Extracted data entries –
----

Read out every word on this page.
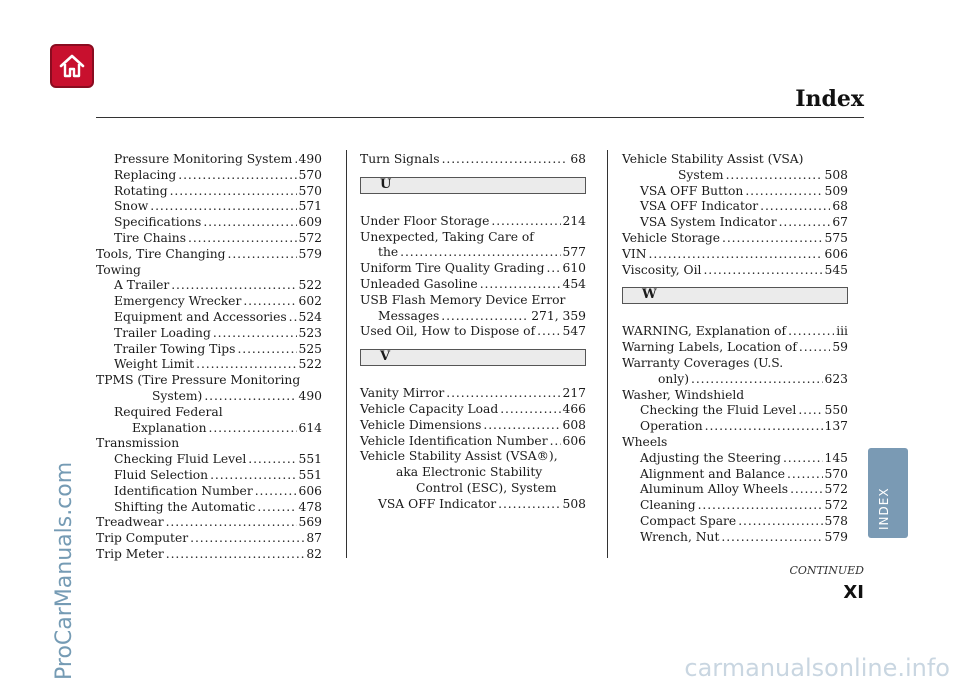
Index
Pressure Monitoring System . . . 490
Replacing . . .	570
Rotating . . .	570
Snow . . .	571
Specifications . . .	609
Tire Chains . . .	572
Tools, Tire Changing . . .	579
Towing
A Trailer . . .	522
Emergency Wrecker . . .	602
Equipment and Accessories . . . 524
Trailer Loading . . .	523
Trailer Towing Tips . . .	525
Weight Limit . . .	522
TPMS (Tire Pressure Monitoring
System) . . .	490
Required Federal
Explanation . . .	614
Transmission
Checking Fluid Level . . .	551
Fluid Selection . . .	551
Identification Number . . .	606
Shifting the Automatic . . .	478
Treadwear . . .	569
Trip Computer . . .	87
Trip Meter . . .	82
Turn Signals . . .	68
U
Under Floor Storage . . .	214
Unexpected, Taking Care of
the . . .	577
Uniform Tire Quality Grading . . . 610
Unleaded Gasoline . . .	454
USB Flash Memory Device Error
Messages . . .	271, 359
Used Oil, How to Dispose of . . . 547
V
Vanity Mirror . . .	217
Vehicle Capacity Load . . .	466
Vehicle Dimensions . . .	608
Vehicle Identification Number . . . 606
Vehicle Stability Assist (VSA®),
aka Electronic Stability
Control (ESC), System
VSA OFF Indicator . . .	508
Vehicle Stability Assist (VSA)
System . . .	508
VSA OFF Button . . .	509
VSA OFF Indicator . . .	68
VSA System Indicator . . .	67
Vehicle Storage . . .	575
VIN . . .	606
Viscosity, Oil . . .	545
W
WARNING, Explanation of . . .	iii
Warning Labels, Location of . . .	59
Warranty Coverages (U.S.
only) . . .	623
Washer, Windshield
Checking the Fluid Level . . . 550
Operation . . .	137
Wheels
Adjusting the Steering . . .	145
Alignment and Balance . . .	570
Aluminum Alloy Wheels . . .	572
Cleaning . . .	572
Compact Spare . . .	578
Wrench, Nut . . .	579
INDEX
CONTINUED
XI
ProCarManuals.com	carmanualsonline.info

----

Set exercise –
Reproduce the whole listing above word for word, but not its pictures.

Right answer –
Read out every word on this page.
Index
Pressure Monitoring System . . . 490
Replacing . . .	570
Rotating . . .	570
Snow . . .	571
Specifications . . .	609
Tire Chains . . .	572
Tools, Tire Changing . . .	579
Towing
A Trailer . . .	522
Emergency Wrecker . . .	602
Equipment and Accessories . . . 524
Trailer Loading . . .	523
Trailer Towing Tips . . .	525
Weight Limit . . .	522
TPMS (Tire Pressure Monitoring
System) . . .	490
Required Federal
Explanation . . .	614
Transmission
Checking Fluid Level . . .	551
Fluid Selection . . .	551
Identification Number . . .	606
Shifting the Automatic . . .	478
Treadwear . . .	569
Trip Computer . . .	87
Trip Meter . . .	82
Turn Signals . . .	68
U
Under Floor Storage . . .	214
Unexpected, Taking Care of
the . . .	577
Uniform Tire Quality Grading . . . 610
Unleaded Gasoline . . .	454
USB Flash Memory Device Error
Messages . . .	271, 359
Used Oil, How to Dispose of . . . 547
V
Vanity Mirror . . .	217
Vehicle Capacity Load . . .	466
Vehicle Dimensions . . .	608
Vehicle Identification Number . . . 606
Vehicle Stability Assist (VSA®),
aka Electronic Stability
Control (ESC), System
VSA OFF Indicator . . .	508
Vehicle Stability Assist (VSA)
System . . .	508
VSA OFF Button . . .	509
VSA OFF Indicator . . .	68
VSA System Indicator . . .	67
Vehicle Storage . . .	575
VIN . . .	606
Viscosity, Oil . . .	545
W
WARNING, Explanation of . . .	iii
Warning Labels, Location of . . .	59
Warranty Coverages (U.S.
only) . . .	623
Washer, Windshield
Checking the Fluid Level . . . 550
Operation . . .	137
Wheels
Adjusting the Steering . . .	145
Alignment and Balance . . .	570
Aluminum Alloy Wheels . . .	572
Cleaning . . .	572
Compact Spare . . .	578
Wrench, Nut . . .	579
INDEX
CONTINUED
XI
ProCarManuals.com	carmanualsonline.info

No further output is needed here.